=== INPUT RECORDS ===

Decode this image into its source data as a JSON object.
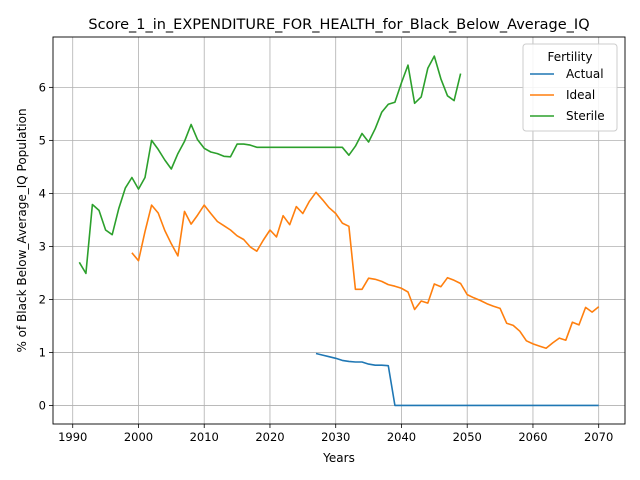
{
  "chart_data": {
    "type": "line",
    "title": "Score_1_in_EXPENDITURE_FOR_HEALTH_for_Black_Below_Average_IQ",
    "xlabel": "Years",
    "ylabel": "% of Black Below_Average_IQ Population",
    "xlim": [
      1987,
      2074
    ],
    "ylim": [
      -0.35,
      6.95
    ],
    "xticks": [
      1990,
      2000,
      2010,
      2020,
      2030,
      2040,
      2050,
      2060,
      2070
    ],
    "yticks": [
      0,
      1,
      2,
      3,
      4,
      5,
      6
    ],
    "grid": true,
    "legend": {
      "title": "Fertility",
      "placement": "top-right"
    },
    "series": [
      {
        "name": "Actual",
        "color": "#1f77b4",
        "points": [
          [
            2027,
            0.98
          ],
          [
            2028,
            0.95
          ],
          [
            2029,
            0.92
          ],
          [
            2030,
            0.89
          ],
          [
            2031,
            0.85
          ],
          [
            2032,
            0.83
          ],
          [
            2033,
            0.82
          ],
          [
            2034,
            0.82
          ],
          [
            2035,
            0.78
          ],
          [
            2036,
            0.76
          ],
          [
            2037,
            0.76
          ],
          [
            2038,
            0.75
          ],
          [
            2039,
            0.0
          ],
          [
            2040,
            0.0
          ],
          [
            2045,
            0.0
          ],
          [
            2050,
            0.0
          ],
          [
            2055,
            0.0
          ],
          [
            2060,
            0.0
          ],
          [
            2065,
            0.0
          ],
          [
            2070,
            0.0
          ]
        ]
      },
      {
        "name": "Ideal",
        "color": "#ff7f0e",
        "points": [
          [
            1999,
            2.88
          ],
          [
            2000,
            2.73
          ],
          [
            2001,
            3.28
          ],
          [
            2002,
            3.78
          ],
          [
            2003,
            3.63
          ],
          [
            2004,
            3.3
          ],
          [
            2005,
            3.05
          ],
          [
            2006,
            2.82
          ],
          [
            2007,
            3.66
          ],
          [
            2008,
            3.42
          ],
          [
            2009,
            3.59
          ],
          [
            2010,
            3.78
          ],
          [
            2011,
            3.62
          ],
          [
            2012,
            3.47
          ],
          [
            2013,
            3.39
          ],
          [
            2014,
            3.31
          ],
          [
            2015,
            3.2
          ],
          [
            2016,
            3.13
          ],
          [
            2017,
            2.99
          ],
          [
            2018,
            2.91
          ],
          [
            2019,
            3.12
          ],
          [
            2020,
            3.31
          ],
          [
            2021,
            3.18
          ],
          [
            2022,
            3.58
          ],
          [
            2023,
            3.41
          ],
          [
            2024,
            3.75
          ],
          [
            2025,
            3.62
          ],
          [
            2026,
            3.85
          ],
          [
            2027,
            4.02
          ],
          [
            2028,
            3.88
          ],
          [
            2029,
            3.73
          ],
          [
            2030,
            3.62
          ],
          [
            2031,
            3.44
          ],
          [
            2032,
            3.38
          ],
          [
            2033,
            2.19
          ],
          [
            2034,
            2.19
          ],
          [
            2035,
            2.4
          ],
          [
            2036,
            2.38
          ],
          [
            2037,
            2.34
          ],
          [
            2038,
            2.28
          ],
          [
            2039,
            2.25
          ],
          [
            2040,
            2.21
          ],
          [
            2041,
            2.14
          ],
          [
            2042,
            1.81
          ],
          [
            2043,
            1.97
          ],
          [
            2044,
            1.93
          ],
          [
            2045,
            2.29
          ],
          [
            2046,
            2.24
          ],
          [
            2047,
            2.41
          ],
          [
            2048,
            2.36
          ],
          [
            2049,
            2.3
          ],
          [
            2050,
            2.09
          ],
          [
            2051,
            2.03
          ],
          [
            2052,
            1.98
          ],
          [
            2053,
            1.92
          ],
          [
            2054,
            1.87
          ],
          [
            2055,
            1.83
          ],
          [
            2056,
            1.55
          ],
          [
            2057,
            1.51
          ],
          [
            2058,
            1.4
          ],
          [
            2059,
            1.22
          ],
          [
            2060,
            1.16
          ],
          [
            2061,
            1.12
          ],
          [
            2062,
            1.08
          ],
          [
            2063,
            1.18
          ],
          [
            2064,
            1.27
          ],
          [
            2065,
            1.23
          ],
          [
            2066,
            1.57
          ],
          [
            2067,
            1.52
          ],
          [
            2068,
            1.85
          ],
          [
            2069,
            1.76
          ],
          [
            2070,
            1.86
          ]
        ]
      },
      {
        "name": "Sterile",
        "color": "#2ca02c",
        "points": [
          [
            1991,
            2.7
          ],
          [
            1992,
            2.49
          ],
          [
            1993,
            3.79
          ],
          [
            1994,
            3.68
          ],
          [
            1995,
            3.31
          ],
          [
            1996,
            3.22
          ],
          [
            1997,
            3.71
          ],
          [
            1998,
            4.1
          ],
          [
            1999,
            4.3
          ],
          [
            2000,
            4.08
          ],
          [
            2001,
            4.3
          ],
          [
            2002,
            5.0
          ],
          [
            2003,
            4.83
          ],
          [
            2004,
            4.63
          ],
          [
            2005,
            4.46
          ],
          [
            2006,
            4.75
          ],
          [
            2007,
            4.98
          ],
          [
            2008,
            5.3
          ],
          [
            2009,
            5.01
          ],
          [
            2010,
            4.85
          ],
          [
            2011,
            4.78
          ],
          [
            2012,
            4.75
          ],
          [
            2013,
            4.7
          ],
          [
            2014,
            4.69
          ],
          [
            2015,
            4.93
          ],
          [
            2016,
            4.93
          ],
          [
            2017,
            4.91
          ],
          [
            2018,
            4.87
          ],
          [
            2019,
            4.87
          ],
          [
            2020,
            4.87
          ],
          [
            2025,
            4.87
          ],
          [
            2030,
            4.87
          ],
          [
            2031,
            4.87
          ],
          [
            2032,
            4.72
          ],
          [
            2033,
            4.89
          ],
          [
            2034,
            5.13
          ],
          [
            2035,
            4.97
          ],
          [
            2036,
            5.22
          ],
          [
            2037,
            5.53
          ],
          [
            2038,
            5.68
          ],
          [
            2039,
            5.72
          ],
          [
            2040,
            6.09
          ],
          [
            2041,
            6.42
          ],
          [
            2042,
            5.7
          ],
          [
            2043,
            5.82
          ],
          [
            2044,
            6.36
          ],
          [
            2045,
            6.59
          ],
          [
            2046,
            6.16
          ],
          [
            2047,
            5.84
          ],
          [
            2048,
            5.75
          ],
          [
            2049,
            6.26
          ]
        ]
      }
    ]
  }
}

===

(REQUIRED WORK)
Pick each line holding the word "name" out of the listing.

(FINISHED ANSWER)
        "name": "Actual",
        "name": "Ideal",
        "name": "Sterile",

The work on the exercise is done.